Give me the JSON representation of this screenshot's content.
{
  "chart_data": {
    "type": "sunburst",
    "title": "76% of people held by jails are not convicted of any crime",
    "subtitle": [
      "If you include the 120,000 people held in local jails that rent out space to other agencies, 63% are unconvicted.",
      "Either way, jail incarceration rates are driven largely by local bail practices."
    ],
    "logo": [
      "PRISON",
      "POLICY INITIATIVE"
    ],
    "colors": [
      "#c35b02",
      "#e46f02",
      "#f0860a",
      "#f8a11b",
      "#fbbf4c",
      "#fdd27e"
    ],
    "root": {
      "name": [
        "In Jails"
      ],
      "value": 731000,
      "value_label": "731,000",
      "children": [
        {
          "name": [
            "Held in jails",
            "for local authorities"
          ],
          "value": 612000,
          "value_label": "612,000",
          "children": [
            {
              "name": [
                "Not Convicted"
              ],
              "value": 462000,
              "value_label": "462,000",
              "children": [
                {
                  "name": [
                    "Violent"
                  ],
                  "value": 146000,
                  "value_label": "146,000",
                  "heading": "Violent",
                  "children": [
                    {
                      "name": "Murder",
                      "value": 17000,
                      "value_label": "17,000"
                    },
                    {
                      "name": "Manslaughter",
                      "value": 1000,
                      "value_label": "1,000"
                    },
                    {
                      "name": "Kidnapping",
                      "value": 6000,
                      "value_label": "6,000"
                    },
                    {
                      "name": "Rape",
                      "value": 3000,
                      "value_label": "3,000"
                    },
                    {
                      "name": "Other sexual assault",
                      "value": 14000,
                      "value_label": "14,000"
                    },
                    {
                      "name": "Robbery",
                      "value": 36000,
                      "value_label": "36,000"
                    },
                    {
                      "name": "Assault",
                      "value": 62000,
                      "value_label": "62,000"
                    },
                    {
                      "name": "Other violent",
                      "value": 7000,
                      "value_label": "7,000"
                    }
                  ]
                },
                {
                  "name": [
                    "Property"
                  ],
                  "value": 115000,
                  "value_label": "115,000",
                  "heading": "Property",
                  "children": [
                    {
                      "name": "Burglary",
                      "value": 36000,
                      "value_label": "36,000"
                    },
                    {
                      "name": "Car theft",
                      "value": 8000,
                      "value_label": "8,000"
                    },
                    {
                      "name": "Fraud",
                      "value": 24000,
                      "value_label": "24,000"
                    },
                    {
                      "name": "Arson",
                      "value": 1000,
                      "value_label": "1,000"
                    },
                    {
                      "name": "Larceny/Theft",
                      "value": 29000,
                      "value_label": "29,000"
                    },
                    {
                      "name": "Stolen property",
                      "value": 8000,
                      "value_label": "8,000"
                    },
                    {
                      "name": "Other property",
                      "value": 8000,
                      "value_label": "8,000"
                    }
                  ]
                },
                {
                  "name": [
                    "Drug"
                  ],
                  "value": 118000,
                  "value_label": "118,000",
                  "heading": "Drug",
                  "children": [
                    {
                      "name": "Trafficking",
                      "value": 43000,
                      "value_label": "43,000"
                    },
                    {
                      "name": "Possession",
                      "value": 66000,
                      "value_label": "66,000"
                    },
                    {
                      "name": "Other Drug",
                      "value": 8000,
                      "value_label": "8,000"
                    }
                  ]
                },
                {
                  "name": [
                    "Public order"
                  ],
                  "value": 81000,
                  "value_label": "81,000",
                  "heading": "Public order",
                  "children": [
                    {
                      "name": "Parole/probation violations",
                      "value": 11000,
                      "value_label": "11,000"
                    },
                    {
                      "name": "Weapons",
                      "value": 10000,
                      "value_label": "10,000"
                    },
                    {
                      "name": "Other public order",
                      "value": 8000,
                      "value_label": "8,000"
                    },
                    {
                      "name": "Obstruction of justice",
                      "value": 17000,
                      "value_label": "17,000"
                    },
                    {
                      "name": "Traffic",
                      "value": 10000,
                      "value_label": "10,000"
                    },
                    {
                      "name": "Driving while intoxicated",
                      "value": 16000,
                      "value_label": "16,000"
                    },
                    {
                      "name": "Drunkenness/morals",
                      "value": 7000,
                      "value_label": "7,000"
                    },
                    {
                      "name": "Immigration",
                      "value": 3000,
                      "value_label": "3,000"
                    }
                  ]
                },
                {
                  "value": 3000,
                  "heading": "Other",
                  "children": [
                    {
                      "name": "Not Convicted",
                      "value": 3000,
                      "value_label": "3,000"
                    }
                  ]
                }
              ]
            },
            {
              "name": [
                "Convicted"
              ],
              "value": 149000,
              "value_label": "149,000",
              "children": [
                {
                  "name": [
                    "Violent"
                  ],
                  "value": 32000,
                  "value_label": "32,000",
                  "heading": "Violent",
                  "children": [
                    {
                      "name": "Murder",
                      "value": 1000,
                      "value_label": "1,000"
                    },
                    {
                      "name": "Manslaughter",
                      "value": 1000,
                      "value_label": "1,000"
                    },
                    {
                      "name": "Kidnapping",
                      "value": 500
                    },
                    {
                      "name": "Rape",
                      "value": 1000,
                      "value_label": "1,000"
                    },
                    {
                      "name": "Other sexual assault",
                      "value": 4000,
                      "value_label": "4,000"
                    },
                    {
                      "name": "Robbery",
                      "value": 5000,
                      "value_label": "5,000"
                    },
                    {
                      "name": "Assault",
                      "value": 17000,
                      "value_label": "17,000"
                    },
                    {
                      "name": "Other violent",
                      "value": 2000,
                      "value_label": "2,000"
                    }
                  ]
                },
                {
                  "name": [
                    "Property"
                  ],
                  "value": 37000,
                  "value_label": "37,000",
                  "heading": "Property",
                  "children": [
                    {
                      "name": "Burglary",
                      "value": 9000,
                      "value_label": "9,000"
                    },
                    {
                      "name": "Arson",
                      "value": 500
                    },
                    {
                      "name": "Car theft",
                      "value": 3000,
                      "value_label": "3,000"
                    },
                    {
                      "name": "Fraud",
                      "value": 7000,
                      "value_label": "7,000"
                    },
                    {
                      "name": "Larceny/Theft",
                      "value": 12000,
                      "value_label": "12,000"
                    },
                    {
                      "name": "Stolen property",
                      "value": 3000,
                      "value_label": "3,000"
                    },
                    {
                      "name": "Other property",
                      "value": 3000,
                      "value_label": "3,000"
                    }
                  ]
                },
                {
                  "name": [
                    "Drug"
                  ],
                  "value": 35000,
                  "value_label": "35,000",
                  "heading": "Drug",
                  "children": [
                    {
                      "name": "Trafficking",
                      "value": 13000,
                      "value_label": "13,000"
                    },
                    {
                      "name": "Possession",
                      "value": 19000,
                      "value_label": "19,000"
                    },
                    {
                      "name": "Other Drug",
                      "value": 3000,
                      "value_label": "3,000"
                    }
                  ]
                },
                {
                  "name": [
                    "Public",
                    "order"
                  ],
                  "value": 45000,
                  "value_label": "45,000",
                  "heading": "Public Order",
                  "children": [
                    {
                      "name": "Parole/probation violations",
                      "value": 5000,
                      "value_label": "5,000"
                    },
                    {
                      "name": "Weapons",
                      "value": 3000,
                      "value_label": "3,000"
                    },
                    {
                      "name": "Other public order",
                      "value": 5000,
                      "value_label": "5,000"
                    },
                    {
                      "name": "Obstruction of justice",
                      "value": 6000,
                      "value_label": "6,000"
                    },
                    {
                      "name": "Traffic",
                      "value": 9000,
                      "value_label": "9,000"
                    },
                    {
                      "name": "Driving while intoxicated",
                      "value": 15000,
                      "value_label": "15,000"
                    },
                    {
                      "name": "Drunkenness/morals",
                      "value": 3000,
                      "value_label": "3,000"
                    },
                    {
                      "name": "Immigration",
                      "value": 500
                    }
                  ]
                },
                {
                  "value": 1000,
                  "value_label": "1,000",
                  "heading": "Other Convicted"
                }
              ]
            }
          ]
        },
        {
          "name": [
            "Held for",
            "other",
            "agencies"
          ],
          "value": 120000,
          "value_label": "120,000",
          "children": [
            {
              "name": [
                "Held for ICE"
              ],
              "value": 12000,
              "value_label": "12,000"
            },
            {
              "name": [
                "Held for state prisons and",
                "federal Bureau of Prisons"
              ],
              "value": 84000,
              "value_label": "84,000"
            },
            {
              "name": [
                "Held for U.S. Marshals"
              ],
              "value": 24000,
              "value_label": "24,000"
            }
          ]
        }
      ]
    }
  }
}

§ **Short task**: Copy out each line of the data where the string "agencies" appears.

§ **Output below**:
      "If you include the 120,000 people held in local jails that rent out space to other agencies, 63% are unconvicted.",
            "agencies"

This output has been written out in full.